Your reply should be one number: the count of lines holding the word "name".

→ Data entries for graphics
━━━━━━

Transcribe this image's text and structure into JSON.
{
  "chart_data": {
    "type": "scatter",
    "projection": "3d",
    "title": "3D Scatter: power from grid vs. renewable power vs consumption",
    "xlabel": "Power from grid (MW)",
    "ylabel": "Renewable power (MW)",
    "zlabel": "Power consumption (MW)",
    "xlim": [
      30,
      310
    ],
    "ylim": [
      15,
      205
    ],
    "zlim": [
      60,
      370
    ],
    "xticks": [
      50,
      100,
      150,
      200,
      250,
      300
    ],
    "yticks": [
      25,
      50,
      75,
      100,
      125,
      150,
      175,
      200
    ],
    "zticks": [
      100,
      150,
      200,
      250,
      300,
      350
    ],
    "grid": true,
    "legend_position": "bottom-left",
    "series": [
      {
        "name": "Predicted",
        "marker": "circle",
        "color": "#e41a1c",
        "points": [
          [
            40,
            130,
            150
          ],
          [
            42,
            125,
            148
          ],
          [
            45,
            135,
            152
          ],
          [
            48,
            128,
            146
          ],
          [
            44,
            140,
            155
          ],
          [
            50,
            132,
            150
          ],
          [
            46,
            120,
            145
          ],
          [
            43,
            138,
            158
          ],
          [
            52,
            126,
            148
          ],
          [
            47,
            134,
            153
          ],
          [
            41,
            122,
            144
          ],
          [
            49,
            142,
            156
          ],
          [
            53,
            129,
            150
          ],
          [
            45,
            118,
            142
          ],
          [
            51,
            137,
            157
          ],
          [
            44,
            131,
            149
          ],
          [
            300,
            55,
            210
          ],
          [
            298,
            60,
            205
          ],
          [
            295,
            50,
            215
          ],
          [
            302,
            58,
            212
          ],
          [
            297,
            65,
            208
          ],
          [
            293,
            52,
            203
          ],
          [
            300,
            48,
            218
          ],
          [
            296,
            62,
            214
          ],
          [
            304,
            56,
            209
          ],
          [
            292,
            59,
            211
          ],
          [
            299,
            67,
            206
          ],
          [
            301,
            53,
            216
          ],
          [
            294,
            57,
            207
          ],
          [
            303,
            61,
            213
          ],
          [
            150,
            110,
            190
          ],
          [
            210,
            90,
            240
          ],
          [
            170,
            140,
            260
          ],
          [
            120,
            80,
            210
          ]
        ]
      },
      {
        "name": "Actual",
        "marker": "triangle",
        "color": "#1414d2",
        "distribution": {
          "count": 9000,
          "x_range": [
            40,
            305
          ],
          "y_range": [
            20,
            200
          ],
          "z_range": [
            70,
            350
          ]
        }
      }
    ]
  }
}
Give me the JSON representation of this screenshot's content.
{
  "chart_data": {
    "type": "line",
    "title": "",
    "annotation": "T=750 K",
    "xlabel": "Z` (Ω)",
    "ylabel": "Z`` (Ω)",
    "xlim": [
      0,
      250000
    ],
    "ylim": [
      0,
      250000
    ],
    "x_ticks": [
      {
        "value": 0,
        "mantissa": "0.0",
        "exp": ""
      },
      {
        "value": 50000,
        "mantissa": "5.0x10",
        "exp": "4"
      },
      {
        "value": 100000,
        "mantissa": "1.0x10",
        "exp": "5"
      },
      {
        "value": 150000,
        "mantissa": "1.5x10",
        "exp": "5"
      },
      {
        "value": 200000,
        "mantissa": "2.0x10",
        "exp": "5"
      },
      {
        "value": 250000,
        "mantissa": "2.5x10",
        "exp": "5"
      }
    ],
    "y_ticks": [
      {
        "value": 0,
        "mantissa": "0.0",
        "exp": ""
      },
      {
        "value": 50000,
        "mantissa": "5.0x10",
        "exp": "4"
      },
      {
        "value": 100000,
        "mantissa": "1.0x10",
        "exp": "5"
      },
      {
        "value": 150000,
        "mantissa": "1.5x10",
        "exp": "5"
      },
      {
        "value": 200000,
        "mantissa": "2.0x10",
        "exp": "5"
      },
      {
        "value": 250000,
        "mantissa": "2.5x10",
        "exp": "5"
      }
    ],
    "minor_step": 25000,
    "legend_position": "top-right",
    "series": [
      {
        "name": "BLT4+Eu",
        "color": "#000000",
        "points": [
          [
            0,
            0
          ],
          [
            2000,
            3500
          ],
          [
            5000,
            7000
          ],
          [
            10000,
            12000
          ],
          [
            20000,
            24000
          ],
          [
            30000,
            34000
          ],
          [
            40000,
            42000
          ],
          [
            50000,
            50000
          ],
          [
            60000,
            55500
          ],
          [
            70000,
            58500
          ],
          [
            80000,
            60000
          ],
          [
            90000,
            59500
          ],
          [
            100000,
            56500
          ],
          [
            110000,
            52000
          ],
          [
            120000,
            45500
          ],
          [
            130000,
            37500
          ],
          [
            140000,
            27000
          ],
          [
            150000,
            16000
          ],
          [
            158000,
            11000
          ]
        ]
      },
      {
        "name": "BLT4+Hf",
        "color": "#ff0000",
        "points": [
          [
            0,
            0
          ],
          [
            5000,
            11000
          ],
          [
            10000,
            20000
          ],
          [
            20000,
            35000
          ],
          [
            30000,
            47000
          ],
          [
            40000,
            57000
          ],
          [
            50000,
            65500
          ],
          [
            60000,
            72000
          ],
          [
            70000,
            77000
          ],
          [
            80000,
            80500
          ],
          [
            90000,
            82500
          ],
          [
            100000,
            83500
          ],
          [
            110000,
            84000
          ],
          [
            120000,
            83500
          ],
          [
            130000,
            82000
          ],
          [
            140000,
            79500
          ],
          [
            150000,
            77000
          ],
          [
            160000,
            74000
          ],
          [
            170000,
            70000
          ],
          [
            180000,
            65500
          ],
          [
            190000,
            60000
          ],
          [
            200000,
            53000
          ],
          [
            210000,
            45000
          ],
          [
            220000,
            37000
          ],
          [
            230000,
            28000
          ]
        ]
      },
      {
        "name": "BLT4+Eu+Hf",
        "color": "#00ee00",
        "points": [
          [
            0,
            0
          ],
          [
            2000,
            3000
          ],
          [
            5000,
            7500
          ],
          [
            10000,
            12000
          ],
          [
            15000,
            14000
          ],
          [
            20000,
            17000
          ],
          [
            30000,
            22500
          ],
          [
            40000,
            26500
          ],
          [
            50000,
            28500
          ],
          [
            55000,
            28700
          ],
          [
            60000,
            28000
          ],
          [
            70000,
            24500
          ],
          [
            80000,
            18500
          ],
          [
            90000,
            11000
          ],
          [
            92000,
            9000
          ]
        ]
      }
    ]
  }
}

━━━━━━

→ Solution
5